== INPUT DATA
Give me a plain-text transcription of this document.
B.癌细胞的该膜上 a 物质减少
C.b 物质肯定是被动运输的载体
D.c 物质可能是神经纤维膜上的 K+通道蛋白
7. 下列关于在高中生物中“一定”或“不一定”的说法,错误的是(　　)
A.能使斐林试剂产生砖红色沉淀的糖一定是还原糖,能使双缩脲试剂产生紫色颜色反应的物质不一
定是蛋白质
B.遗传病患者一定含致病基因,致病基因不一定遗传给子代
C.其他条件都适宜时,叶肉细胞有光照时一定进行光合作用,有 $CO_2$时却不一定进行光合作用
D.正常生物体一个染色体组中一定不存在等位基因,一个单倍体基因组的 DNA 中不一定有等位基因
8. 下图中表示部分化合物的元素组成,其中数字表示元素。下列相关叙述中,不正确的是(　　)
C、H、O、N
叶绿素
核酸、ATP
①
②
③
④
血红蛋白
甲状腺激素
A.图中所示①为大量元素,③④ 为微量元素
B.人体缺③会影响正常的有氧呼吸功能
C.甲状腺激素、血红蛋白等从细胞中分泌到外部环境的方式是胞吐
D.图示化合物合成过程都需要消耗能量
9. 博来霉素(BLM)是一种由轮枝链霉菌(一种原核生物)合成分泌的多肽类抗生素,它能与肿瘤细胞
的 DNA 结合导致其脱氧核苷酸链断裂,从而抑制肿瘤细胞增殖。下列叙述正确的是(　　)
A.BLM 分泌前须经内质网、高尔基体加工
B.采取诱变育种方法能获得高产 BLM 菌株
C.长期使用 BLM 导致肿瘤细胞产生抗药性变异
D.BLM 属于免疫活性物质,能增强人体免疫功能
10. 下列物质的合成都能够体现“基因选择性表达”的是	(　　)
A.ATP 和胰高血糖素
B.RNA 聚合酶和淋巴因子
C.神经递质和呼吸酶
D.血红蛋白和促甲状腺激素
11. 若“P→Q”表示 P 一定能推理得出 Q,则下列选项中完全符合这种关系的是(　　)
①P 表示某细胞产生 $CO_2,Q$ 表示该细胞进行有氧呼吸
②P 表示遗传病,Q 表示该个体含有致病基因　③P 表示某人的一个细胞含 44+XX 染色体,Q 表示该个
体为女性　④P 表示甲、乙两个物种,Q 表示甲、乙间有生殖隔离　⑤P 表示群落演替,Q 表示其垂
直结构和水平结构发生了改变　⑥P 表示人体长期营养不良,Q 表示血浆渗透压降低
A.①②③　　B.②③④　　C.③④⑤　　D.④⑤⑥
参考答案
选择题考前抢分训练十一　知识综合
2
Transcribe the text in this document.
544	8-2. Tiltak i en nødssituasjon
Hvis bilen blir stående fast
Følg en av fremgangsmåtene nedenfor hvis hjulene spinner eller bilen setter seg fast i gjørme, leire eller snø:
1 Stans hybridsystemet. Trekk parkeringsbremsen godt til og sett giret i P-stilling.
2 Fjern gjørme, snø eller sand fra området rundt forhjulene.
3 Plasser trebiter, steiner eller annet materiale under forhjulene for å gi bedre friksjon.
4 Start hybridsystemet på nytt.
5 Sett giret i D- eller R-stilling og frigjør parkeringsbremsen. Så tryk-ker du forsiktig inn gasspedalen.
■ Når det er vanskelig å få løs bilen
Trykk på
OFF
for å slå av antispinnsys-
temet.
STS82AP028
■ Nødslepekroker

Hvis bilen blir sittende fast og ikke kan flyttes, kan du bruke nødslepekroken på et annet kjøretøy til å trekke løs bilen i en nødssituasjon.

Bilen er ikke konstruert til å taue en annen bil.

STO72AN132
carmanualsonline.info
====
#### AIM:
Each line of the material should be echoed exactly.

#### ANSWER TO THE TASK:
Give me a plain-text transcription of this document.
B.癌细胞的该膜上 a 物质减少
C.b 物质肯定是被动运输的载体
D.c 物质可能是神经纤维膜上的 K+通道蛋白
7. 下列关于在高中生物中“一定”或“不一定”的说法,错误的是(　　)
A.能使斐林试剂产生砖红色沉淀的糖一定是还原糖,能使双缩脲试剂产生紫色颜色反应的物质不一
定是蛋白质
B.遗传病患者一定含致病基因,致病基因不一定遗传给子代
C.其他条件都适宜时,叶肉细胞有光照时一定进行光合作用,有 $CO_2$时却不一定进行光合作用
D.正常生物体一个染色体组中一定不存在等位基因,一个单倍体基因组的 DNA 中不一定有等位基因
8. 下图中表示部分化合物的元素组成,其中数字表示元素。下列相关叙述中,不正确的是(　　)
C、H、O、N
叶绿素
核酸、ATP
①
②
③
④
血红蛋白
甲状腺激素
A.图中所示①为大量元素,③④ 为微量元素
B.人体缺③会影响正常的有氧呼吸功能
C.甲状腺激素、血红蛋白等从细胞中分泌到外部环境的方式是胞吐
D.图示化合物合成过程都需要消耗能量
9. 博来霉素(BLM)是一种由轮枝链霉菌(一种原核生物)合成分泌的多肽类抗生素,它能与肿瘤细胞
的 DNA 结合导致其脱氧核苷酸链断裂,从而抑制肿瘤细胞增殖。下列叙述正确的是(　　)
A.BLM 分泌前须经内质网、高尔基体加工
B.采取诱变育种方法能获得高产 BLM 菌株
C.长期使用 BLM 导致肿瘤细胞产生抗药性变异
D.BLM 属于免疫活性物质,能增强人体免疫功能
10. 下列物质的合成都能够体现“基因选择性表达”的是	(　　)
A.ATP 和胰高血糖素
B.RNA 聚合酶和淋巴因子
C.神经递质和呼吸酶
D.血红蛋白和促甲状腺激素
11. 若“P→Q”表示 P 一定能推理得出 Q,则下列选项中完全符合这种关系的是(　　)
①P 表示某细胞产生 $CO_2,Q$ 表示该细胞进行有氧呼吸
②P 表示遗传病,Q 表示该个体含有致病基因　③P 表示某人的一个细胞含 44+XX 染色体,Q 表示该个
体为女性　④P 表示甲、乙两个物种,Q 表示甲、乙间有生殖隔离　⑤P 表示群落演替,Q 表示其垂
直结构和水平结构发生了改变　⑥P 表示人体长期营养不良,Q 表示血浆渗透压降低
A.①②③　　B.②③④　　C.③④⑤　　D.④⑤⑥
参考答案
选择题考前抢分训练十一　知识综合
2
Transcribe the text in this document.
544	8-2. Tiltak i en nødssituasjon
Hvis bilen blir stående fast
Følg en av fremgangsmåtene nedenfor hvis hjulene spinner eller bilen setter seg fast i gjørme, leire eller snø:
1 Stans hybridsystemet. Trekk parkeringsbremsen godt til og sett giret i P-stilling.
2 Fjern gjørme, snø eller sand fra området rundt forhjulene.
3 Plasser trebiter, steiner eller annet materiale under forhjulene for å gi bedre friksjon.
4 Start hybridsystemet på nytt.
5 Sett giret i D- eller R-stilling og frigjør parkeringsbremsen. Så tryk-ker du forsiktig inn gasspedalen.
■ Når det er vanskelig å få løs bilen
Trykk på
OFF
for å slå av antispinnsys-
temet.
STS82AP028
■ Nødslepekroker

Hvis bilen blir sittende fast og ikke kan flyttes, kan du bruke nødslepekroken på et annet kjøretøy til å trekke løs bilen i en nødssituasjon.

Bilen er ikke konstruert til å taue en annen bil.

STO72AN132
carmanualsonline.info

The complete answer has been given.